Listing:
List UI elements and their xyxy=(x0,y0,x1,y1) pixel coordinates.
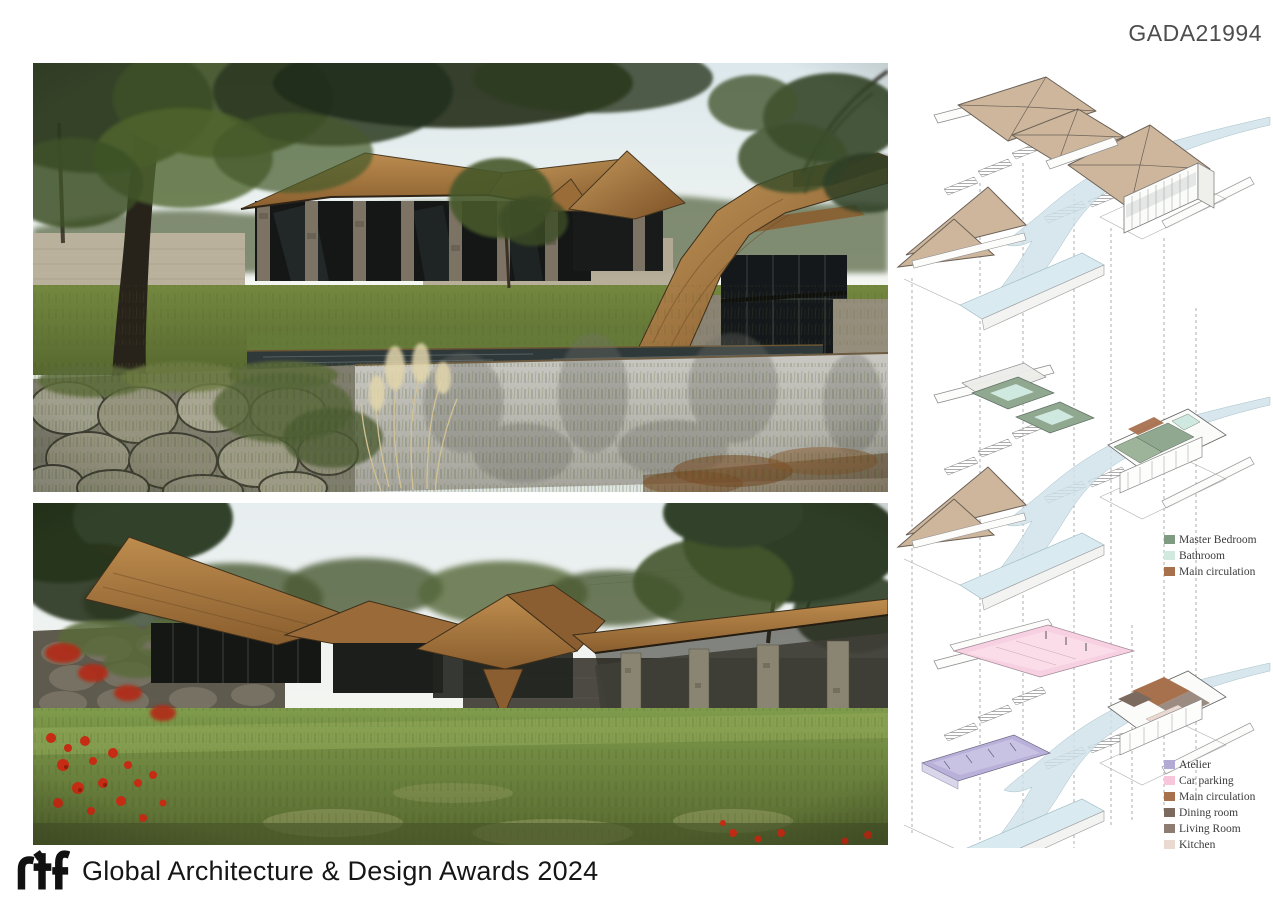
render-photo-pool-terrace xyxy=(33,63,888,492)
legend-item-atelier: Atelier xyxy=(1164,758,1255,771)
legend-swatch xyxy=(1164,535,1175,544)
legend-item-bathroom: Bathroom xyxy=(1164,549,1257,562)
legend-label: Kitchen xyxy=(1179,839,1215,851)
legend-swatch xyxy=(1164,808,1175,817)
exploded-axon-diagram xyxy=(896,63,1273,848)
vignette xyxy=(33,63,888,492)
legend-label: Living Room xyxy=(1179,823,1241,835)
legend-label: Master Bedroom xyxy=(1179,534,1257,546)
legend-swatch xyxy=(1164,551,1175,560)
legend-bedroom-level: Master Bedroom Bathroom Main circulation xyxy=(1164,533,1257,578)
legend-item-dining-room: Dining room xyxy=(1164,806,1255,819)
legend-swatch xyxy=(1164,567,1175,576)
legend-item-kitchen: Kitchen xyxy=(1164,838,1255,851)
rtf-logo: rtf xyxy=(14,846,70,897)
award-board: { "board": { "id": "GADA21994" }, "foote… xyxy=(0,0,1273,900)
footer-title: Global Architecture & Design Awards 2024 xyxy=(82,856,598,887)
axon-level-roof xyxy=(898,77,1270,330)
legend-label: Dining room xyxy=(1179,807,1238,819)
legend-item-main-circulation: Main circulation xyxy=(1164,565,1257,578)
legend-swatch xyxy=(1164,760,1175,769)
legend-label: Bathroom xyxy=(1179,550,1225,562)
footer: rtf Global Architecture & Design Awards … xyxy=(14,846,598,896)
legend-label: Main circulation xyxy=(1179,791,1255,803)
legend-item-car-parking: Car parking xyxy=(1164,774,1255,787)
legend-swatch xyxy=(1164,792,1175,801)
legend-ground-level: Atelier Car parking Main circulation Din… xyxy=(1164,758,1255,851)
render-photo-lawn-colonnade xyxy=(33,503,888,845)
legend-item-living-room: Living Room xyxy=(1164,822,1255,835)
legend-item-master-bedroom: Master Bedroom xyxy=(1164,533,1257,546)
legend-label: Main circulation xyxy=(1179,566,1255,578)
legend-swatch xyxy=(1164,840,1175,849)
legend-label: Car parking xyxy=(1179,775,1234,787)
board-id-label: GADA21994 xyxy=(1128,20,1262,47)
legend-item-main-circulation: Main circulation xyxy=(1164,790,1255,803)
legend-swatch xyxy=(1164,824,1175,833)
vignette xyxy=(33,503,888,845)
legend-label: Atelier xyxy=(1179,759,1211,771)
legend-swatch xyxy=(1164,776,1175,785)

Task prompt: Convert every line of all the items above into a JSON list of strings, one string per line, omitting blank lines and leaving out the pictures.

Output:
[
  "List UI elements and their xyxy=(x0,y0,x1,y1) pixel coordinates.",
  "render-photo-pool-terrace xyxy=(33,63,888,492)",
  "legend-item-atelier: Atelier xyxy=(1164,758,1255,771)",
  "legend-swatch xyxy=(1164,535,1175,544)",
  "legend-item-bathroom: Bathroom xyxy=(1164,549,1257,562)",
  "legend-label: Kitchen xyxy=(1179,839,1215,851)",
  "legend-swatch xyxy=(1164,808,1175,817)",
  "exploded-axon-diagram xyxy=(896,63,1273,848)",
  "vignette xyxy=(33,63,888,492)",
  "legend-label: Living Room xyxy=(1179,823,1241,835)",
  "legend-label: Master Bedroom xyxy=(1179,534,1257,546)",
  "legend-swatch xyxy=(1164,551,1175,560)",
  "legend-bedroom-level: Master Bedroom Bathroom Main circulation xyxy=(1164,533,1257,578)",
  "legend-item-dining-room: Dining room xyxy=(1164,806,1255,819)",
  "legend-swatch xyxy=(1164,567,1175,576)",
  "legend-item-kitchen: Kitchen xyxy=(1164,838,1255,851)",
  "rtf-logo: rtf xyxy=(14,846,70,897)",
  "award-board: { \"board\": { \"id\": \"GADA21994\" }, \"foote… xyxy=(0,0,1273,900)",
  "footer-title: Global Architecture & Design Awards 2024 xyxy=(82,856,598,887)",
  "axon-level-roof xyxy=(898,77,1270,330)",
  "legend-label: Dining room xyxy=(1179,807,1238,819)",
  "legend-item-main-circulation: Main circulation xyxy=(1164,565,1257,578)",
  "legend-swatch xyxy=(1164,760,1175,769)",
  "legend-label: Bathroom xyxy=(1179,550,1225,562)",
  "footer: rtf Global Architecture & Design Awards … xyxy=(14,846,598,896)",
  "legend-label: Main circulation xyxy=(1179,791,1255,803)",
  "legend-item-car-parking: Car parking xyxy=(1164,774,1255,787)",
  "legend-swatch xyxy=(1164,792,1175,801)",
  "legend-ground-level: Atelier Car parking Main circulation Din… xyxy=(1164,758,1255,851)",
  "render-photo-lawn-colonnade xyxy=(33,503,888,845)",
  "legend-item-living-room: Living Room xyxy=(1164,822,1255,835)",
  "legend-item-master-bedroom: Master Bedroom xyxy=(1164,533,1257,546)",
  "legend-label: Main circulation xyxy=(1179,566,1255,578)",
  "legend-swatch xyxy=(1164,840,1175,849)",
  "legend-label: Car parking xyxy=(1179,775,1234,787)",
  "board-id-label: GADA21994 xyxy=(1128,20,1262,47)",
  "legend-item-main-circulation: Main circulation xyxy=(1164,790,1255,803)",
  "legend-swatch xyxy=(1164,824,1175,833)",
  "vignette xyxy=(33,503,888,845)",
  "legend-label: Atelier xyxy=(1179,759,1211,771)",
  "legend-swatch xyxy=(1164,776,1175,785)"
]